Exercise prompt
In the Hecla Mining text, about how many workers would each of the two proposed Montana mines employ?

Text

----

Hecla acquired the Montanore project (pictured) in September 2016, when it acquired Mines Management. It’s about 80 km north of the company’s Lucky Friday mine in Idaho. (Image courtesy of Hecla Mining.)

Silver producer Hecla Mining (NYSE: HL) is taking Montana environmental regulators to court for labelling the company and its top executive as “bad actors,” while giving them 30 days to iron out a complaint that accuses them of violating the state’s mine clean-up laws.

The Montana Department of Environmental (DEQ) notice to the company, which could require it to pay up to $30 million, focuses on some old operations in Central Montana. However, the consequences of this impasse with the state’s authorities could affect Hecla’s plans to build two new mines.

Montana’s ‘bad actor’ law has only been used once before, and Hecla’s president and CEO is the first top executive at a large company to be scrutinized under it.

The Coeur d’Alene, Idaho-based firm is pursuing development of two large silver and copper mines in northwest Montana, which would employ about 300 workers each. They would be constructed beneath the Cabinet Mountains Wilderness, an area of remote, glaciated peaks and valleys that take their name from the area’s box-like rock formations.

----

Given information

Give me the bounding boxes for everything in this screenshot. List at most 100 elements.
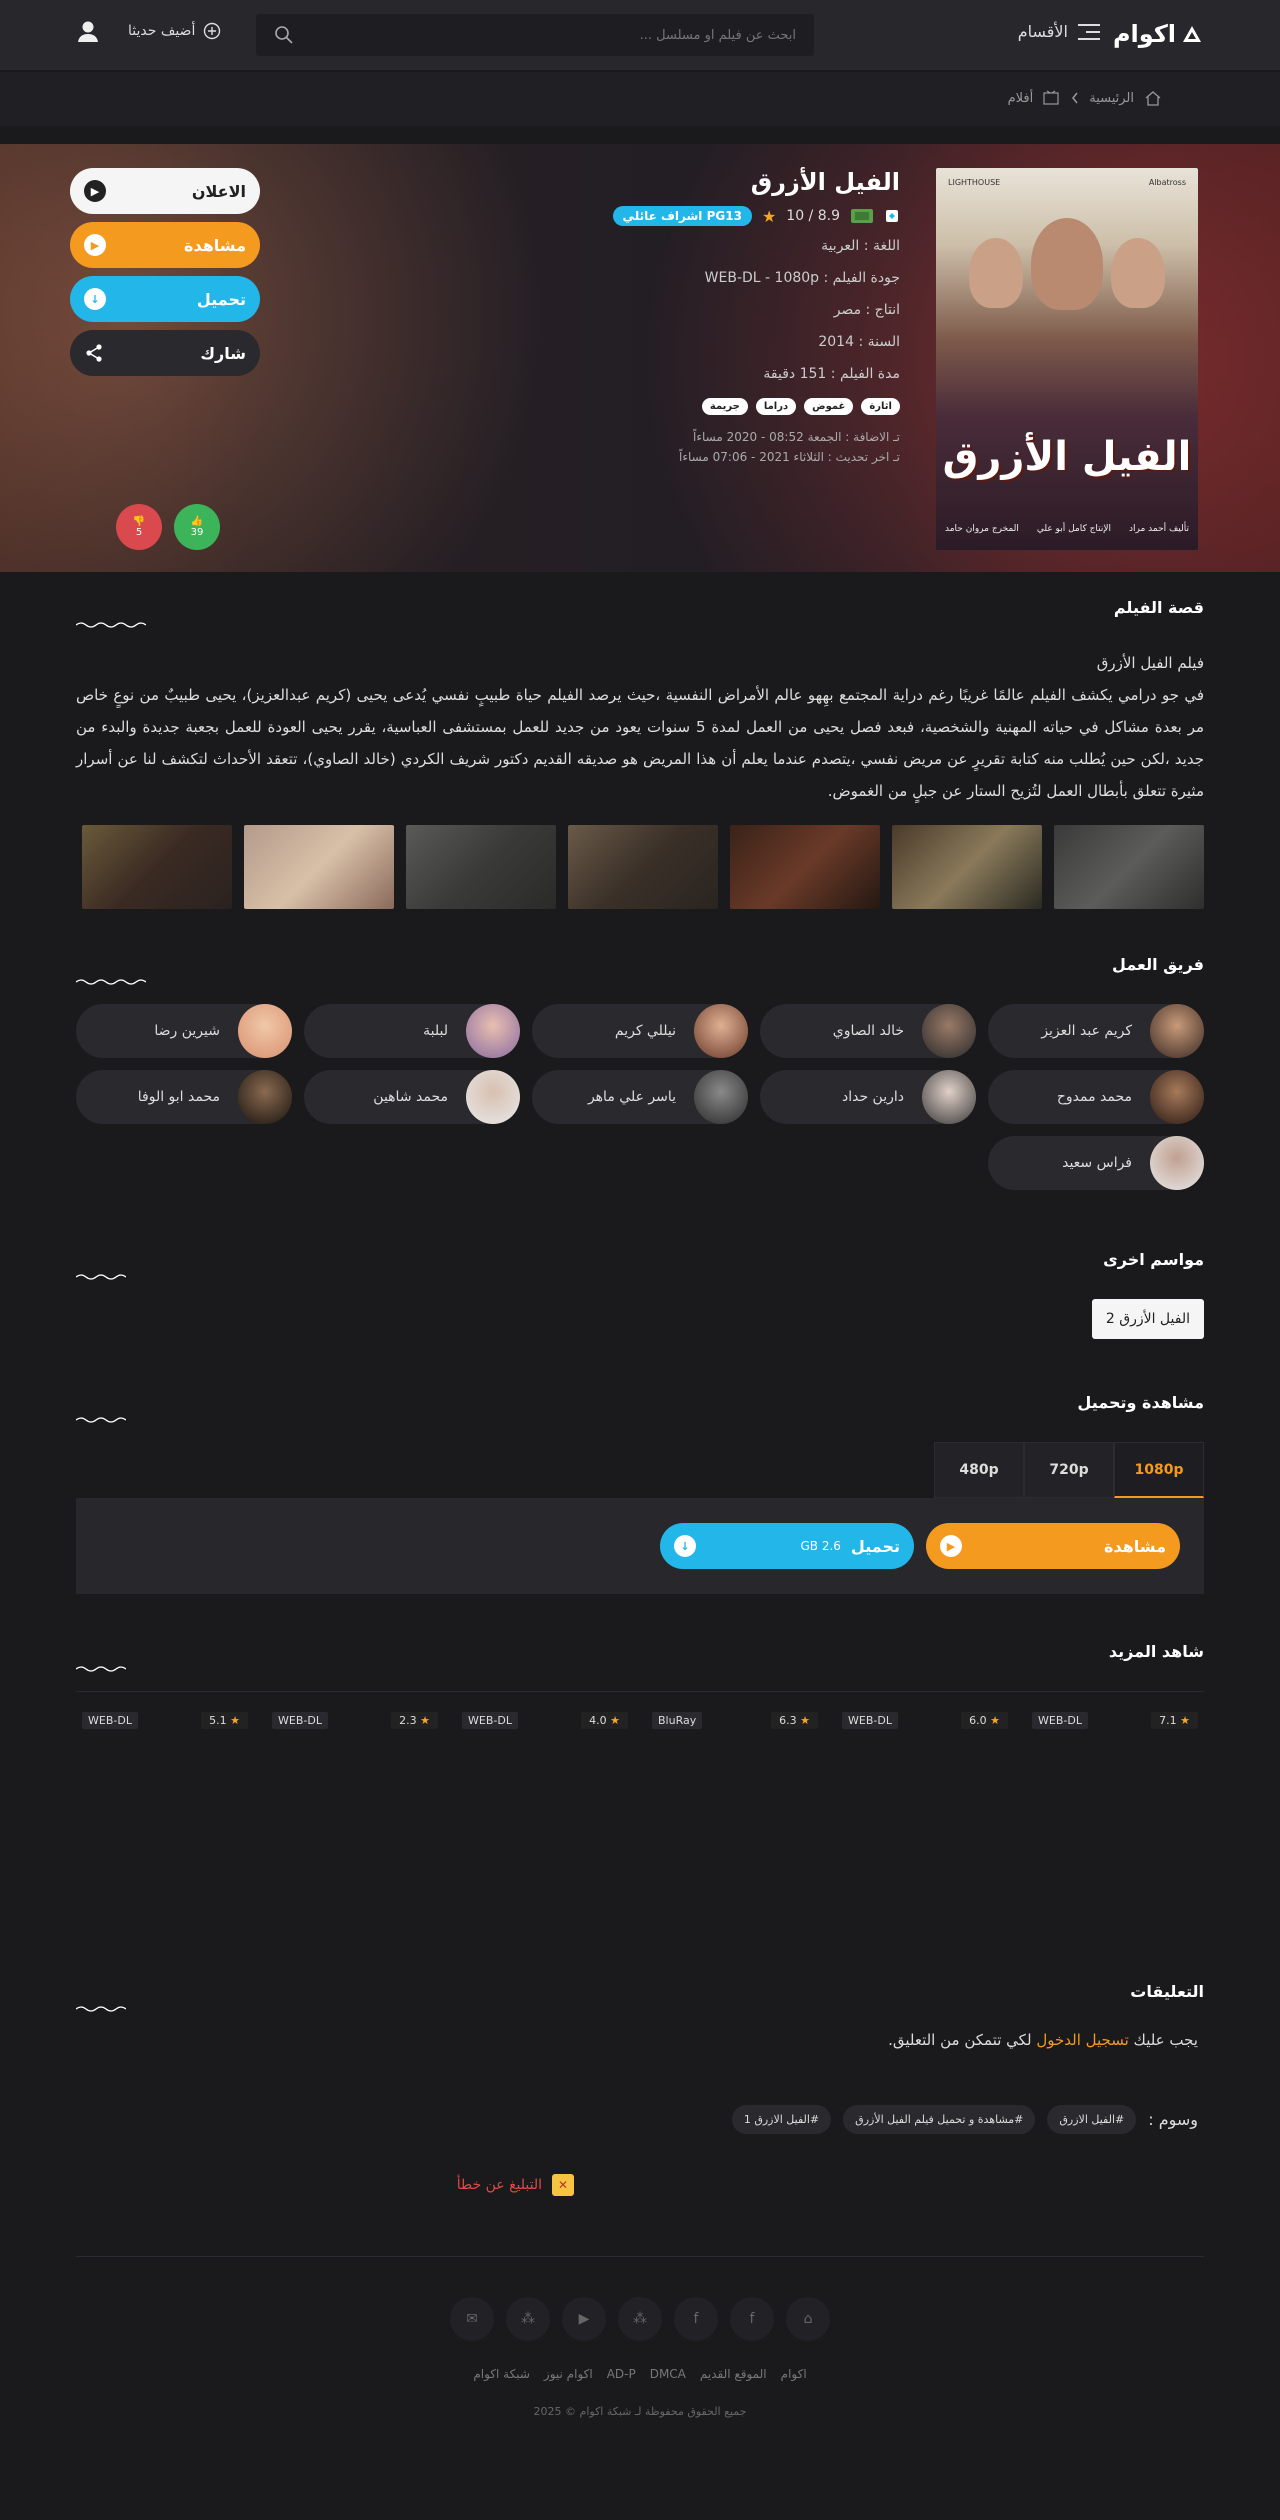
card-quality: BluRay [652, 1712, 703, 1729]
keywords-label: وسوم : [1148, 2110, 1198, 2129]
recently-added-label: أضيف حديثا [128, 23, 196, 39]
genre-tag[interactable]: جريمة [701, 398, 748, 415]
footer: ⌂ f f ⁂ ▶ ⁂ ✉ اكوام الموقع القديم DMCA A… [76, 2256, 1204, 2418]
cast-member[interactable]: محمد ابو الوفا [76, 1070, 292, 1124]
movie-year: السنة : 2014 [818, 334, 900, 350]
screenshot-thumb[interactable] [406, 825, 556, 909]
tab-480p[interactable]: 480p [934, 1442, 1024, 1498]
screenshot-thumb[interactable] [568, 825, 718, 909]
site-logo[interactable]: اكوام [1113, 20, 1202, 48]
poster-studio-right: LIGHTHOUSE [948, 178, 1001, 187]
story-text: في جو درامي يكشف الفيلم عالمًا غريبًا رغ… [76, 686, 1205, 800]
cast-name: دارين حداد [841, 1089, 904, 1105]
youtube-icon[interactable]: ▶ [562, 2297, 606, 2341]
categories-menu[interactable]: الأقسام [1018, 22, 1100, 41]
card-quality: WEB-DL [272, 1712, 328, 1729]
card-quality: WEB-DL [1032, 1712, 1088, 1729]
download-1080p-button[interactable]: تحميل 2.6 GB ↓ [660, 1523, 914, 1569]
movie-title: الفيل الأزرق [750, 168, 900, 196]
cast-member[interactable]: خالد الصاوي [760, 1004, 976, 1058]
keyword-tag[interactable]: #الفيل الازرق [1047, 2105, 1137, 2134]
cast-name: ياسر علي ماهر [587, 1089, 676, 1105]
like-button[interactable]: 👍 39 [174, 504, 220, 550]
genre-tag[interactable]: دراما [755, 398, 797, 415]
report-error-link[interactable]: ✕ التبليغ عن خطأ [76, 2174, 574, 2196]
movie-card[interactable]: ★ 6.0 WEB-DL [836, 1706, 1014, 1932]
user-icon[interactable] [74, 18, 102, 46]
tab-720p[interactable]: 720p [1024, 1442, 1114, 1498]
avatar [466, 1070, 520, 1124]
card-rating: ★ 2.3 [391, 1712, 438, 1729]
footer-link[interactable]: اكوام نيوز [544, 2367, 593, 2381]
cast-name: محمد ابو الوفا [137, 1089, 220, 1105]
cast-member[interactable]: شيرين رضا [76, 1004, 292, 1058]
download-button[interactable]: تحميل ↓ [70, 276, 260, 322]
keywords: وسوم : #الفيل الازرق #مشاهدة و تحميل فيل… [76, 2105, 1198, 2134]
movie-country: انتاج : مصر [833, 302, 900, 318]
movie-card[interactable]: ★ 4.0 WEB-DL [456, 1706, 634, 1932]
poster-credit: الإنتاج كامل أبو علي [1036, 524, 1112, 534]
movie-card[interactable]: ★ 2.3 WEB-DL [266, 1706, 444, 1932]
social-links: ⌂ f f ⁂ ▶ ⁂ ✉ [76, 2297, 1204, 2341]
cast-member[interactable]: دارين حداد [760, 1070, 976, 1124]
share-icon [86, 344, 102, 362]
tab-1080p[interactable]: 1080p [1114, 1442, 1204, 1498]
search-input[interactable] [316, 27, 796, 43]
cast-member[interactable]: ياسر علي ماهر [532, 1070, 748, 1124]
home-icon[interactable]: ⌂ [786, 2297, 830, 2341]
squiggle-divider [76, 979, 146, 985]
watch-1080p-button[interactable]: مشاهدة ▶ [926, 1523, 1180, 1569]
avatar [1150, 1004, 1204, 1058]
cast-member[interactable]: فراس سعيد [988, 1136, 1204, 1190]
avatar [694, 1004, 748, 1058]
footer-link[interactable]: DMCA [650, 2367, 686, 2381]
search-icon[interactable] [274, 25, 294, 45]
facebook-icon[interactable]: f [730, 2297, 774, 2341]
breadcrumb-home[interactable]: الرئيسية [1089, 91, 1134, 106]
cast-member[interactable]: نيللي كريم [532, 1004, 748, 1058]
screenshot-thumb[interactable] [730, 825, 880, 909]
movie-card[interactable]: ★ 5.1 WEB-DL [76, 1706, 254, 1932]
keyword-tag[interactable]: #الفيل الازرق 1 [731, 2105, 832, 2134]
footer-link[interactable]: الموقع القديم [700, 2367, 767, 2381]
footer-link[interactable]: AD-P [607, 2367, 636, 2381]
story-section: قصة الفيلم فيلم الفيل الأزرق في جو درامي… [76, 572, 1204, 909]
cast-member[interactable]: كريم عبد العزيز [988, 1004, 1204, 1058]
cast-name: محمد ممدوح [1056, 1089, 1132, 1105]
screenshot-thumb[interactable] [82, 825, 232, 909]
season-link[interactable]: الفيل الأزرق 2 [1091, 1299, 1204, 1339]
network-icon[interactable]: ⁂ [506, 2297, 550, 2341]
footer-link[interactable]: شبكة اكوام [473, 2367, 530, 2381]
facebook-icon[interactable]: f [674, 2297, 718, 2341]
screenshot-thumb[interactable] [1054, 825, 1204, 909]
mail-icon[interactable]: ✉ [450, 2297, 494, 2341]
card-quality: WEB-DL [82, 1712, 138, 1729]
footer-link[interactable]: اكوام [781, 2367, 807, 2381]
thumbs-up-icon: 👍 [190, 516, 204, 527]
cast-name: محمد شاهين [373, 1089, 448, 1105]
dislike-button[interactable]: 👎 5 [116, 504, 162, 550]
cast-member[interactable]: لبلبة [304, 1004, 520, 1058]
share-button[interactable]: شارك [70, 330, 260, 376]
watch-button[interactable]: مشاهدة ▶ [70, 222, 260, 268]
recently-added-link[interactable]: أضيف حديثا [128, 22, 221, 40]
keyword-tag[interactable]: #مشاهدة و تحميل فيلم الفيل الأزرق [843, 2105, 1036, 2134]
watch-download-section: مشاهدة وتحميل 1080p 720p 480p مشاهدة ▶ ت… [76, 1393, 1204, 1594]
cast-member[interactable]: محمد شاهين [304, 1070, 520, 1124]
squiggle-divider [76, 2006, 126, 2012]
breadcrumb-movies[interactable]: أفلام [1008, 91, 1034, 106]
cast-member[interactable]: محمد ممدوح [988, 1070, 1204, 1124]
genre-tag[interactable]: غموض [804, 398, 854, 415]
home-icon [1145, 91, 1161, 106]
movie-card[interactable]: ★ 7.1 WEB-DL [1026, 1706, 1204, 1932]
movie-card[interactable]: ★ 6.3 BluRay [646, 1706, 824, 1932]
network-icon[interactable]: ⁂ [618, 2297, 662, 2341]
screenshot-thumb[interactable] [892, 825, 1042, 909]
genre-tag[interactable]: اثارة [861, 398, 900, 415]
screenshot-thumb[interactable] [244, 825, 394, 909]
login-link[interactable]: تسجيل الدخول [1036, 2031, 1128, 2049]
trailer-label: الاعلان [191, 181, 246, 201]
tag-icon [886, 210, 898, 222]
trailer-button[interactable]: الاعلان ▶ [70, 168, 260, 214]
story-heading: فيلم الفيل الأزرق [1096, 654, 1204, 672]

----

Completed exercise
About 300 workers each.